Skip every picture and transcribe the remaining material exactly.

◆ **Dataset records**
# # # # # # #
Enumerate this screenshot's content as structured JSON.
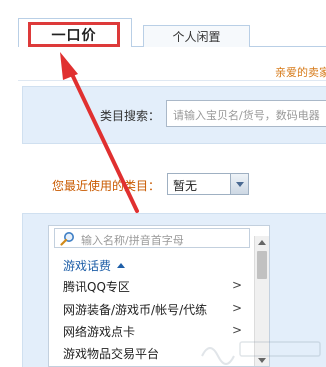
{
  "tabs": [
    {
      "label": "一口价",
      "active": true
    },
    {
      "label": "个人闲置",
      "active": false
    }
  ],
  "notice": "亲爱的卖家",
  "category_search": {
    "label": "类目搜索：",
    "placeholder": "请输入宝贝名/货号，数码电器"
  },
  "recent": {
    "label": "您最近使用的类目：",
    "selected": "暂无"
  },
  "category_list": {
    "search_placeholder": "输入名称/拼音首字母",
    "group_label": "游戏话费",
    "items": [
      {
        "label": "腾讯QQ专区",
        "has_submenu": true
      },
      {
        "label": "网游装备/游戏币/帐号/代练",
        "has_submenu": true
      },
      {
        "label": "网络游戏点卡",
        "has_submenu": true
      },
      {
        "label": "游戏物品交易平台",
        "has_submenu": false
      }
    ]
  },
  "colors": {
    "highlight_box": "#dd3a3a",
    "arrow": "#e03030",
    "link_blue": "#1f5fa8",
    "orange_label": "#c95a00",
    "panel_bg": "#e3eefa"
  },
  "icons": [
    "search-icon",
    "dropdown-arrow-icon",
    "chevron-right-icon",
    "collapse-arrow-icon"
  ]
}
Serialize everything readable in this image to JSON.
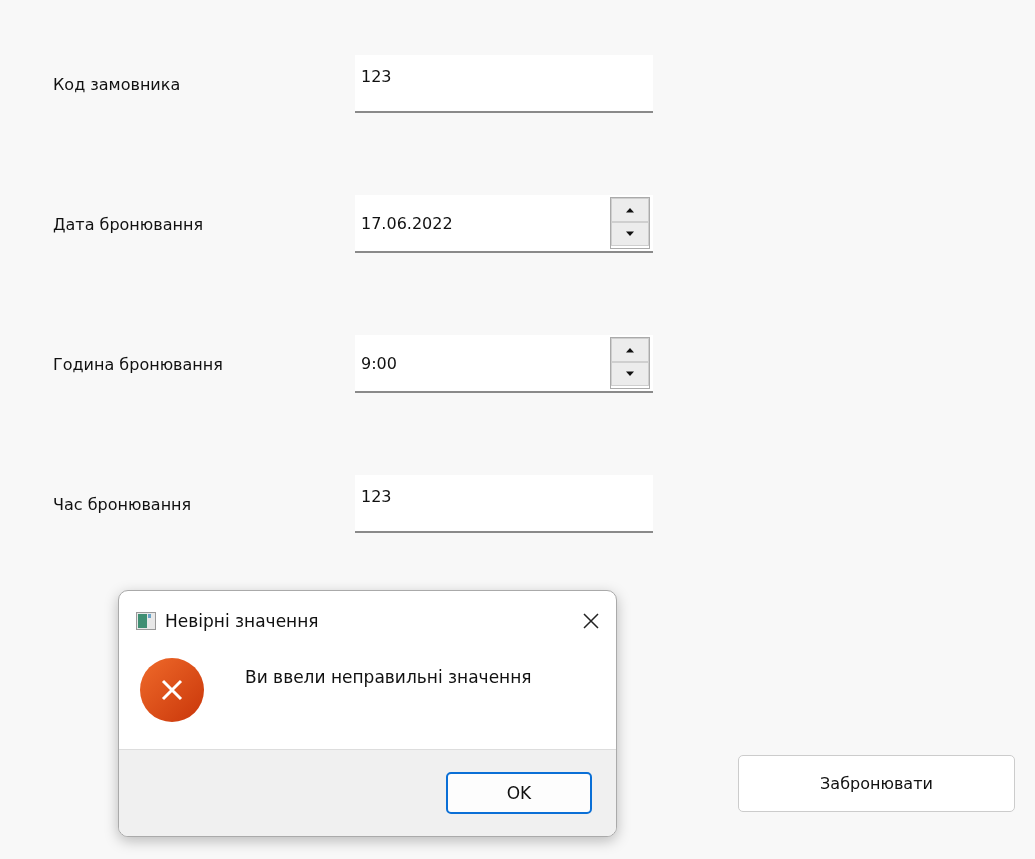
{
  "form": {
    "rows": [
      {
        "label": "Код замовника",
        "kind": "text",
        "value": "123"
      },
      {
        "label": "Дата бронювання",
        "kind": "spin",
        "value": "17.06.2022"
      },
      {
        "label": "Година бронювання",
        "kind": "spin",
        "value": "9:00"
      },
      {
        "label": "Час бронювання",
        "kind": "text",
        "value": "123"
      }
    ],
    "submit": "Забронювати"
  },
  "dialog": {
    "title": "Невірні значення",
    "message": "Ви ввели неправильні значення",
    "buttons": [
      "OK"
    ]
  }
}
# # # # # # #
◆ **The completed task**
Enumerate this screenshot's content as structured JSON.
{
  "tabs": [
    {
      "label": "一口价",
      "active": true
    },
    {
      "label": "个人闲置",
      "active": false
    }
  ],
  "notice": "亲爱的卖家",
  "category_search": {
    "label": "类目搜索：",
    "placeholder": "请输入宝贝名/货号，数码电器"
  },
  "recent": {
    "label": "您最近使用的类目：",
    "selected": "暂无"
  },
  "category_list": {
    "search_placeholder": "输入名称/拼音首字母",
    "group_label": "游戏话费",
    "items": [
      {
        "label": "腾讯QQ专区",
        "has_submenu": true
      },
      {
        "label": "网游装备/游戏币/帐号/代练",
        "has_submenu": true
      },
      {
        "label": "网络游戏点卡",
        "has_submenu": true
      },
      {
        "label": "游戏物品交易平台",
        "has_submenu": false
      }
    ]
  },
  "colors": {
    "highlight_box": "#dd3a3a",
    "arrow": "#e03030",
    "link_blue": "#1f5fa8",
    "orange_label": "#c95a00",
    "panel_bg": "#e3eefa"
  },
  "icons": [
    "search-icon",
    "dropdown-arrow-icon",
    "chevron-right-icon",
    "collapse-arrow-icon"
  ]
}
Serialize everything readable in this image to JSON.
{
  "form": {
    "rows": [
      {
        "label": "Код замовника",
        "kind": "text",
        "value": "123"
      },
      {
        "label": "Дата бронювання",
        "kind": "spin",
        "value": "17.06.2022"
      },
      {
        "label": "Година бронювання",
        "kind": "spin",
        "value": "9:00"
      },
      {
        "label": "Час бронювання",
        "kind": "text",
        "value": "123"
      }
    ],
    "submit": "Забронювати"
  },
  "dialog": {
    "title": "Невірні значення",
    "message": "Ви ввели неправильні значення",
    "buttons": [
      "OK"
    ]
  }
}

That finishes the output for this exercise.